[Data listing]

○ ○ ○ ○ ○ ○ ○

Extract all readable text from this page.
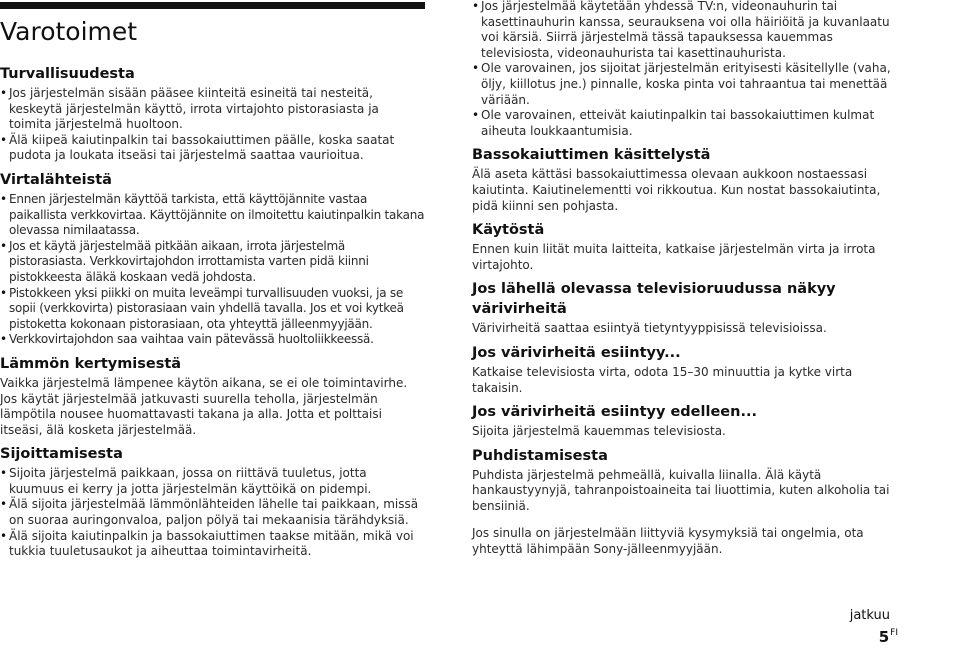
Varotoimet
Turvallisuudesta
• Jos järjestelmän sisään pääsee kiinteitä esineitä tai nesteitä, keskeytä järjestelmän käyttö, irrota virtajohto pistorasiasta ja toimita järjestelmä huoltoon.
• Älä kiipeä kaiutinpalkin tai bassokaiuttimen päälle, koska saatat pudota ja loukata itseäsi tai järjestelmä saattaa vaurioitua.
Virtalähteistä
• Ennen järjestelmän käyttöä tarkista, että käyttöjännite vastaa paikallista verkkovirtaa. Käyttöjännite on ilmoitettu kaiutinpalkin takana olevassa nimilaatassa.
• Jos et käytä järjestelmää pitkään aikaan, irrota järjestelmä pistorasiasta. Verkkovirtajohdon irrottamista varten pidä kiinni pistokkeesta äläkä koskaan vedä johdosta.
• Pistokkeen yksi piikki on muita leveämpi turvallisuuden vuoksi, ja se sopii (verkkovirta) pistorasiaan vain yhdellä tavalla. Jos et voi kytkeä pistoketta kokonaan pistorasiaan, ota yhteyttä jälleenmyyjään.
• Verkkovirtajohdon saa vaihtaa vain pätevässä huoltoliikkeessä.
Lämmön kertymisestä

Vaikka järjestelmä lämpenee käytön aikana, se ei ole toimintavirhe. Jos käytät järjestelmää jatkuvasti suurella teholla, järjestelmän lämpötila nousee huomattavasti takana ja alla. Jotta et polttaisi itseäsi, älä kosketa järjestelmää.

Sijoittamisesta
• Sijoita järjestelmä paikkaan, jossa on riittävä tuuletus, jotta kuumuus ei kerry ja jotta järjestelmän käyttöikä on pidempi.
• Älä sijoita järjestelmää lämmönlähteiden lähelle tai paikkaan, missä on suoraa auringonvaloa, paljon pölyä tai mekaanisia tärähdyksiä.
• Älä sijoita kaiutinpalkin ja bassokaiuttimen taakse mitään, mikä voi tukkia tuuletusaukot ja aiheuttaa toimintavirheitä.
• Jos järjestelmää käytetään yhdessä TV:n, videonauhurin tai kasettinauhurin kanssa, seurauksena voi olla häiriöitä ja kuvanlaatu voi kärsiä. Siirrä järjestelmä tässä tapauksessa kauemmas televisiosta, videonauhurista tai kasettinauhurista.
• Ole varovainen, jos sijoitat järjestelmän erityisesti käsitellylle (vaha, öljy, kiillotus jne.) pinnalle, koska pinta voi tahraantua tai menettää väriään.
• Ole varovainen, etteivät kaiutinpalkin tai bassokaiuttimen kulmat aiheuta loukkaantumisia.
Bassokaiuttimen käsittelystä

Älä aseta kättäsi bassokaiuttimessa olevaan aukkoon nostaessasi kaiutinta. Kaiutinelementti voi rikkoutua. Kun nostat bassokaiutinta, pidä kiinni sen pohjasta.

Käytöstä

Ennen kuin liität muita laitteita, katkaise järjestelmän virta ja irrota virtajohto.

Jos lähellä olevassa televisioruudussa näkyy värivirheitä

Värivirheitä saattaa esiintyä tietyntyyppisissä televisioissa.

Jos värivirheitä esiintyy...

Katkaise televisiosta virta, odota 15–30 minuuttia ja kytke virta takaisin.

Jos värivirheitä esiintyy edelleen...

Sijoita järjestelmä kauemmas televisiosta.

Puhdistamisesta

Puhdista järjestelmä pehmeällä, kuivalla liinalla. Älä käytä hankaustyynyjä, tahranpoistoaineita tai liuottimia, kuten alkoholia tai bensiiniä.

Jos sinulla on järjestelmään liittyviä kysymyksiä tai ongelmia, ota yhteyttä lähimpään Sony-jälleenmyyjään.

jatkuu
$5^{FI}$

○ ○ ○ ○ ○ ○ ○

--- WHAT YOU ARE ASKED TO DO ---
Every line of the listing that holds "pidä" should be found and copied.

--- FINISHED ANSWER ---
• Jos et käytä järjestelmää pitkään aikaan, irrota järjestelmä pistorasiasta. Verkkovirtajohdon irrottamista varten pidä kiinni pistokkeesta äläkä koskaan vedä johdosta.
Älä aseta kättäsi bassokaiuttimessa olevaan aukkoon nostaessasi kaiutinta. Kaiutinelementti voi rikkoutua. Kun nostat bassokaiutinta, pidä kiinni sen pohjasta.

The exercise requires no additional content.